Exercise goal:
Edit the rows from the start through the line "empty-cell bbox=[126, 1774, 280, 1807]" so that "operator-wages" becomes "machine-operator-wages", and leave everything else in that stretch unchanged.

** Start Records **

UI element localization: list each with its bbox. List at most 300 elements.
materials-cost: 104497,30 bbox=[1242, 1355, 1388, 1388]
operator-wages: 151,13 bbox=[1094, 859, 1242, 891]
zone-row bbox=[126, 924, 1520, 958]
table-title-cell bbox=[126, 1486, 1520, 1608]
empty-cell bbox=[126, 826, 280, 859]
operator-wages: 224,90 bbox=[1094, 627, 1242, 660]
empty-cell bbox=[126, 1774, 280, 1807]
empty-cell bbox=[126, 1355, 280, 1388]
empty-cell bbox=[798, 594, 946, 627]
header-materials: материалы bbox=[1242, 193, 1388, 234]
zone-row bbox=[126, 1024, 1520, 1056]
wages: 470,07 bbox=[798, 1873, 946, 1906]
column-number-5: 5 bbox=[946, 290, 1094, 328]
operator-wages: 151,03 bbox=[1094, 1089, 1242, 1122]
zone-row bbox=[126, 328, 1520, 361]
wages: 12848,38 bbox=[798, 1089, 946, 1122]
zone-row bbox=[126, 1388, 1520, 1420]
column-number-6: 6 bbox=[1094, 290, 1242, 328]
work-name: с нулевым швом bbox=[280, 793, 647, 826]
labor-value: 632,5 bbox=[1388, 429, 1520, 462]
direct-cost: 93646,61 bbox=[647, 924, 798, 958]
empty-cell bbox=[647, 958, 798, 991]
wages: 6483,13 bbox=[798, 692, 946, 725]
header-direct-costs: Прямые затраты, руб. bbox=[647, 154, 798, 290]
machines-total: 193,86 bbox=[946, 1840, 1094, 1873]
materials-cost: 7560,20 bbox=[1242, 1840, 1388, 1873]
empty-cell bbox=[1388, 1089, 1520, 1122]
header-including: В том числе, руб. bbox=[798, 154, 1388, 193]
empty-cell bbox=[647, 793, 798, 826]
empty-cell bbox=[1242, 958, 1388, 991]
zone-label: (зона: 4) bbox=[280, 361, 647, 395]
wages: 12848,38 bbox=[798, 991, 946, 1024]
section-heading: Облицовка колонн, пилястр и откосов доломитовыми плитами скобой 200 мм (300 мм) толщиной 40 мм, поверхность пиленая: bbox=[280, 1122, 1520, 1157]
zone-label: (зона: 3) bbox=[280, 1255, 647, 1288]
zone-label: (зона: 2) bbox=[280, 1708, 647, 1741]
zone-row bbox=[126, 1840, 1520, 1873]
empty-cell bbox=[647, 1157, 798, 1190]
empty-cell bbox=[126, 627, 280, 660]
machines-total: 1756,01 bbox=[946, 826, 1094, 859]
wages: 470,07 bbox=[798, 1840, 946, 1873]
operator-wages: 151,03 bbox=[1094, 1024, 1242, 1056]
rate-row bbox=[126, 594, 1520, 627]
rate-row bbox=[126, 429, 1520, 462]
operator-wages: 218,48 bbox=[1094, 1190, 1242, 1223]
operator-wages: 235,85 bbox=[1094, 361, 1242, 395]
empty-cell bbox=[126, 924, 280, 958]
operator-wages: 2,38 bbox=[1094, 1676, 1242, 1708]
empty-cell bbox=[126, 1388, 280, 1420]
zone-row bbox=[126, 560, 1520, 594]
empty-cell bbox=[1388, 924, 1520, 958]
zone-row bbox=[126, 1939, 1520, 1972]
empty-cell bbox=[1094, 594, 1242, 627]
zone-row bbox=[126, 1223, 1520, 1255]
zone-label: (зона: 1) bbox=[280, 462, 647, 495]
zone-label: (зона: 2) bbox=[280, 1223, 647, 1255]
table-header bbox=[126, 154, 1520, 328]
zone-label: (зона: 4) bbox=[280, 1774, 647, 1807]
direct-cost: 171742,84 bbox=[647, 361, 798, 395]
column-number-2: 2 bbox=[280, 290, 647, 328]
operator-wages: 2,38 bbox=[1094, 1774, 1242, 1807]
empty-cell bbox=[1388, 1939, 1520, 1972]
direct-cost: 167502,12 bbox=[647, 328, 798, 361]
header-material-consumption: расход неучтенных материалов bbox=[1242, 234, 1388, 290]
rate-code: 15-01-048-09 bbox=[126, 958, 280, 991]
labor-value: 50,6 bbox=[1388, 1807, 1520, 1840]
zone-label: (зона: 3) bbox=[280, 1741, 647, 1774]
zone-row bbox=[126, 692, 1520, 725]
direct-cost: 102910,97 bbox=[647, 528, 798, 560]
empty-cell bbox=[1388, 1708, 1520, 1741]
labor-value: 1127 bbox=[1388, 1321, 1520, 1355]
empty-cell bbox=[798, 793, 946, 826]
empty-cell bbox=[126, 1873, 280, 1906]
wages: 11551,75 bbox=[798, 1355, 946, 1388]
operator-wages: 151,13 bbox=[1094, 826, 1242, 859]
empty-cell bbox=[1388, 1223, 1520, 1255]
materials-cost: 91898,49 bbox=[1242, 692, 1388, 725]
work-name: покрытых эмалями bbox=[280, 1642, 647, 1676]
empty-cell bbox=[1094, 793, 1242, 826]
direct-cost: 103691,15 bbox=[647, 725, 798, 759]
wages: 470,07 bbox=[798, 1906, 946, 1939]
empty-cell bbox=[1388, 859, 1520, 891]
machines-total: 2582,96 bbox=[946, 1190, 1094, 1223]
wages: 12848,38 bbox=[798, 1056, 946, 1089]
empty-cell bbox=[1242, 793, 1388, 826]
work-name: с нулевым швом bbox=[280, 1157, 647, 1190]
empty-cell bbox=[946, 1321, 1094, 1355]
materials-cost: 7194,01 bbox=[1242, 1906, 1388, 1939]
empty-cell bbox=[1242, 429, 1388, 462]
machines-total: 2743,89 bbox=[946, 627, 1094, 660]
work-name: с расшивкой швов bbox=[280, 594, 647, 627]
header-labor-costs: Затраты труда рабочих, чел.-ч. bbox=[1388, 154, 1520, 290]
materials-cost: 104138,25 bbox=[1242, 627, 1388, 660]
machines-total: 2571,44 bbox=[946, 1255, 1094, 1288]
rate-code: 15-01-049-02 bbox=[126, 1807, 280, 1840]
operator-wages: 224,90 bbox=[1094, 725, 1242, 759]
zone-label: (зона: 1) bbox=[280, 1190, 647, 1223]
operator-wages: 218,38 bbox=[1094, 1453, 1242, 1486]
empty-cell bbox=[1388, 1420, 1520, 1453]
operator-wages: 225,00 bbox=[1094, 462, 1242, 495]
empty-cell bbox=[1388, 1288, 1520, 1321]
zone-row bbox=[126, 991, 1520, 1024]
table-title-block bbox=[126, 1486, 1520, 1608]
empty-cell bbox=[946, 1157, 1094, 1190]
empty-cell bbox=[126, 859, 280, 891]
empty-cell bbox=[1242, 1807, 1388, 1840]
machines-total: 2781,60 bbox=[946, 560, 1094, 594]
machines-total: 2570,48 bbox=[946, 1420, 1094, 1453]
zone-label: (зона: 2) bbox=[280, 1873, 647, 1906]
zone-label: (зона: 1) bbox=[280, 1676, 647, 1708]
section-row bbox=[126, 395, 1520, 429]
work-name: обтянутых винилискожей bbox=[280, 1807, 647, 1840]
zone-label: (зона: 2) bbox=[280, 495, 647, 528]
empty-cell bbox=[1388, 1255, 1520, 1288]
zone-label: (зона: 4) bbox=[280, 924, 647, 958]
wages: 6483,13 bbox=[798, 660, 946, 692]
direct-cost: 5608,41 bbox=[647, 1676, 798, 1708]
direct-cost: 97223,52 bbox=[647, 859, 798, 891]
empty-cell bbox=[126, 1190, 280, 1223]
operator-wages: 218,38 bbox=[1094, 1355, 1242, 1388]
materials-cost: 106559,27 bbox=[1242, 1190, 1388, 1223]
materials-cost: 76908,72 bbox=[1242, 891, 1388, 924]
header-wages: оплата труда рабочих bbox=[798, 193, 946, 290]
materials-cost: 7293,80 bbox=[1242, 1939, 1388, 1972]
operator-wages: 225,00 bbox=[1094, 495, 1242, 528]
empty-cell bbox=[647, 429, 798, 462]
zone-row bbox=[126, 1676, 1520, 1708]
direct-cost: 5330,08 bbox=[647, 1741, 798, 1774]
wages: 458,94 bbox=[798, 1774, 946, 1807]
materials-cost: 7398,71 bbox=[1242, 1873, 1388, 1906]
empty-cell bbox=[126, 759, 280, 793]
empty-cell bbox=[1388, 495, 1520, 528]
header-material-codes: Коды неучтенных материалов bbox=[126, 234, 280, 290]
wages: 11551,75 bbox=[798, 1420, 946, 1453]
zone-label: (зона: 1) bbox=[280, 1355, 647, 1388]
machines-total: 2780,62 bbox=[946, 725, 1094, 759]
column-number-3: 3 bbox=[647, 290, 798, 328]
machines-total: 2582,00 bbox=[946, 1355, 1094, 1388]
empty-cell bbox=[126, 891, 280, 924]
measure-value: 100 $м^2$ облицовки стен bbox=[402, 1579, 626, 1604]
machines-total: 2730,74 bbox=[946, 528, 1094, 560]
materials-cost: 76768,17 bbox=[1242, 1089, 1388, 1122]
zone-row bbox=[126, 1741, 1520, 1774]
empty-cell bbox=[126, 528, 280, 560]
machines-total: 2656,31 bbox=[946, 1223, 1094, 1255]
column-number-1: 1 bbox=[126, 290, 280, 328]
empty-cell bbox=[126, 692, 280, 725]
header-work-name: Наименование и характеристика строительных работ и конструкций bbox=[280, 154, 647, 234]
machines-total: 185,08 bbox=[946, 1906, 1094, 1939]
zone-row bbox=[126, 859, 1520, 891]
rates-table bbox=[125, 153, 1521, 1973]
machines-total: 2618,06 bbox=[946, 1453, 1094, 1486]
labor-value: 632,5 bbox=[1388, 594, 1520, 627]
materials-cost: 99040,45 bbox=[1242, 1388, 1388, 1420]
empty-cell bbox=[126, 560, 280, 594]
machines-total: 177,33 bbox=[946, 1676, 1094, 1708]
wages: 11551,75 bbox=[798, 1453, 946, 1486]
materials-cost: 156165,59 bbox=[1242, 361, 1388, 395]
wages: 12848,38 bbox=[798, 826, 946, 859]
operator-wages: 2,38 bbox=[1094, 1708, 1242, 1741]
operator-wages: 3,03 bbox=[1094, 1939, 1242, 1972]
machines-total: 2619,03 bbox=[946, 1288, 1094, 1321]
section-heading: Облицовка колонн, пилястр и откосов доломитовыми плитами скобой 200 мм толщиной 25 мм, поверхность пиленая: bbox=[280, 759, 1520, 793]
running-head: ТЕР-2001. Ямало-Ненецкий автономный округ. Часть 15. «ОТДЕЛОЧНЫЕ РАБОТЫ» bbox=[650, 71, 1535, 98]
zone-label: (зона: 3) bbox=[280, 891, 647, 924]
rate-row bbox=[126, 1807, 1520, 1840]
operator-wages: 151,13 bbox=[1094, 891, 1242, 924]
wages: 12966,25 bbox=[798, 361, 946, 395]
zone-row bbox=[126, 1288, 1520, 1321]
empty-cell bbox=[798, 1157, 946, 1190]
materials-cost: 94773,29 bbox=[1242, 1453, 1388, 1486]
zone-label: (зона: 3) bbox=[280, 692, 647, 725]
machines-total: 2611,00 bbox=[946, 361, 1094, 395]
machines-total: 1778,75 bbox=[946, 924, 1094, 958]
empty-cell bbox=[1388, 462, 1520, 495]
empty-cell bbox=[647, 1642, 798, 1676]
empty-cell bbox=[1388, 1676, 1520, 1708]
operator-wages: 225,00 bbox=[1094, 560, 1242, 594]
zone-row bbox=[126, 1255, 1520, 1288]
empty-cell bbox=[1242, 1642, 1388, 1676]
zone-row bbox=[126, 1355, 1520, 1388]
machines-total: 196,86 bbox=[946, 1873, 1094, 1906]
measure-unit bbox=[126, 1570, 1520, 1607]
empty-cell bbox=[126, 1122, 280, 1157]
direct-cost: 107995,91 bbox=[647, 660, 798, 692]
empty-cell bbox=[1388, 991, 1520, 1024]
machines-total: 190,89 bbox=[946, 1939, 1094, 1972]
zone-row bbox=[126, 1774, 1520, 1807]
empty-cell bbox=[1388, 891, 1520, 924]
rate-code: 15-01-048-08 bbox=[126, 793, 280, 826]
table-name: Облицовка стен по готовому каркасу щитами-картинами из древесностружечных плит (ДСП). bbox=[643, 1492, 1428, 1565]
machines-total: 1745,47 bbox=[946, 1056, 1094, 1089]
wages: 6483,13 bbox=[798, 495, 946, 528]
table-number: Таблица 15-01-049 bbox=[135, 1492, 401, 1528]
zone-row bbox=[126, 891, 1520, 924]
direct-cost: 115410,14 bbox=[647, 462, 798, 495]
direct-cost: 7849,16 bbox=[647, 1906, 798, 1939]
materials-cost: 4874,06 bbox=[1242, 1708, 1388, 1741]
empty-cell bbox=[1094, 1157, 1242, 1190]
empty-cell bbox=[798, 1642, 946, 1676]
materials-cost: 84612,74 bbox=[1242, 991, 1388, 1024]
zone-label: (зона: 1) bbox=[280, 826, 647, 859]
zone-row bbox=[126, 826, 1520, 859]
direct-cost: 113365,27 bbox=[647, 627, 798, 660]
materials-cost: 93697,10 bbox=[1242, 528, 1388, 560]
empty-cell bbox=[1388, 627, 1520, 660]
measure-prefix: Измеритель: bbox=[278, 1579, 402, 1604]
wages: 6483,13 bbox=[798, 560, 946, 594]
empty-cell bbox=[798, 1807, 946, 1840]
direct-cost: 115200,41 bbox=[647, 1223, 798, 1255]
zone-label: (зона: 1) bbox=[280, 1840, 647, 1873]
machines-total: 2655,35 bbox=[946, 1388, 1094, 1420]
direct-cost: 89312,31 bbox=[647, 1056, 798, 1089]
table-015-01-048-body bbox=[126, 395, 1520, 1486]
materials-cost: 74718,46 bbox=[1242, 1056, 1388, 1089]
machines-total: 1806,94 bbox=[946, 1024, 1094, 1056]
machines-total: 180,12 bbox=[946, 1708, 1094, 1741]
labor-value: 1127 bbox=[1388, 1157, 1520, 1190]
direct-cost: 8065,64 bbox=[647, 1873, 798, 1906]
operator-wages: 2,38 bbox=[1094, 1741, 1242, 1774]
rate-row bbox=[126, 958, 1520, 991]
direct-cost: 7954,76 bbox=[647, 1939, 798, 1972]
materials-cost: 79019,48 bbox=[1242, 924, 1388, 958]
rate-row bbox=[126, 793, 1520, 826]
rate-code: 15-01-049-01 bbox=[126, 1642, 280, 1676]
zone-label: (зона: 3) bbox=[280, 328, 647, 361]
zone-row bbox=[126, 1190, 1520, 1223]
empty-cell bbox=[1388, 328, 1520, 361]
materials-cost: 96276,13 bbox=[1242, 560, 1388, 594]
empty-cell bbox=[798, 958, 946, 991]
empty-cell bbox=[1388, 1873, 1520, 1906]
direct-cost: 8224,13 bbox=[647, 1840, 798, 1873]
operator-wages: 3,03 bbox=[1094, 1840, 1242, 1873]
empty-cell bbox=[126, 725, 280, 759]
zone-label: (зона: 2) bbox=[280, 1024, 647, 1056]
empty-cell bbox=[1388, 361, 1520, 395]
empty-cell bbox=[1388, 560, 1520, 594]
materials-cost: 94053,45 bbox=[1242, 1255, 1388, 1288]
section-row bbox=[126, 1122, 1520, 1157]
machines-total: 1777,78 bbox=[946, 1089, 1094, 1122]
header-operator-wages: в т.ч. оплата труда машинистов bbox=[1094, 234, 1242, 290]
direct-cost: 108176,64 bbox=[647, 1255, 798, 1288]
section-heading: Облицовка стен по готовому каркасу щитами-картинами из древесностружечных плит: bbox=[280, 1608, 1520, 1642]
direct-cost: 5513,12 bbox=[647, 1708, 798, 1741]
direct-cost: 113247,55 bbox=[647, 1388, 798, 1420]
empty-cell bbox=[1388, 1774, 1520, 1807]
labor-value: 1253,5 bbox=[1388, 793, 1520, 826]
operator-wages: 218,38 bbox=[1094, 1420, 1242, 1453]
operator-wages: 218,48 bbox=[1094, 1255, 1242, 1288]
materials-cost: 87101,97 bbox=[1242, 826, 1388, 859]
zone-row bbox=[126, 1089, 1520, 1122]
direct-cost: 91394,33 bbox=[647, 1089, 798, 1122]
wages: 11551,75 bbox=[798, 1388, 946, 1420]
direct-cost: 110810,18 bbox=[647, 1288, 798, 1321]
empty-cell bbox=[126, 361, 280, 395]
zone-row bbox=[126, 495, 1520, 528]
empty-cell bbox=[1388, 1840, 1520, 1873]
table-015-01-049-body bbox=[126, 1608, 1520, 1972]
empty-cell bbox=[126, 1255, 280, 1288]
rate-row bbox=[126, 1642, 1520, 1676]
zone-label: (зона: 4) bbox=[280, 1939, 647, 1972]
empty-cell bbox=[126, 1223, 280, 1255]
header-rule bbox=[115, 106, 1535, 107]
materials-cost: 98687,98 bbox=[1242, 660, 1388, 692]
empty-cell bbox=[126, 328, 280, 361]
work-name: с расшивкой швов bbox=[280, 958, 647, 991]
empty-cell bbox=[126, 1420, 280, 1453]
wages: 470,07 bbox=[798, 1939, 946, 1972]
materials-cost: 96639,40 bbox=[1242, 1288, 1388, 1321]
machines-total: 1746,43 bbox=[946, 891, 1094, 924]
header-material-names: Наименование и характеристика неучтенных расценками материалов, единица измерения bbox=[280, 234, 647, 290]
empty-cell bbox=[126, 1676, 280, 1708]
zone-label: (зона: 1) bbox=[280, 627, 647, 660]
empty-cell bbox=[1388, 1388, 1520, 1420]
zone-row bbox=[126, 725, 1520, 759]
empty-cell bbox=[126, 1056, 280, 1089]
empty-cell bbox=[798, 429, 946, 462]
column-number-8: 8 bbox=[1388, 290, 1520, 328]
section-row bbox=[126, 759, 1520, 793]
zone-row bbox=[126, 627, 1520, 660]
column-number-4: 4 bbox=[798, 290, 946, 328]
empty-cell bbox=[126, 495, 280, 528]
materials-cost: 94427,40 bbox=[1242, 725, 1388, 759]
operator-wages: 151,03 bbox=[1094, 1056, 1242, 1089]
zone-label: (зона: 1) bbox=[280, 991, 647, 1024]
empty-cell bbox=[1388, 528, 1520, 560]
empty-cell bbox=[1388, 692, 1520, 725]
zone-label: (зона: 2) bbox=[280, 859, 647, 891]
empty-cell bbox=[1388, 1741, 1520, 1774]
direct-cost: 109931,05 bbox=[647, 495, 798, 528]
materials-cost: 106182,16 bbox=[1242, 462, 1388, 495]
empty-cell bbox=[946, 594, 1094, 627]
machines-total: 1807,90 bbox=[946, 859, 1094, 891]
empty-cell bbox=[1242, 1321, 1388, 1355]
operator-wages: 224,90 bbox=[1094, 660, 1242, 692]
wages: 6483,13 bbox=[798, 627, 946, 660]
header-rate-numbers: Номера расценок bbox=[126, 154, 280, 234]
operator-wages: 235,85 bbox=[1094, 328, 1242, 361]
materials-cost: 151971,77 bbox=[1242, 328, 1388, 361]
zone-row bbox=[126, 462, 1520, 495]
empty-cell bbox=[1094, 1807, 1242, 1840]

** End Records **

Correct response:
UI element localization: list each with its bbox. List at most 300 elements.
materials-cost: 104497,30 bbox=[1242, 1355, 1388, 1388]
machine-operator-wages: 151,13 bbox=[1094, 859, 1242, 891]
zone-row bbox=[126, 924, 1520, 958]
table-title-cell bbox=[126, 1486, 1520, 1608]
empty-cell bbox=[126, 826, 280, 859]
machine-operator-wages: 224,90 bbox=[1094, 627, 1242, 660]
empty-cell bbox=[126, 1774, 280, 1807]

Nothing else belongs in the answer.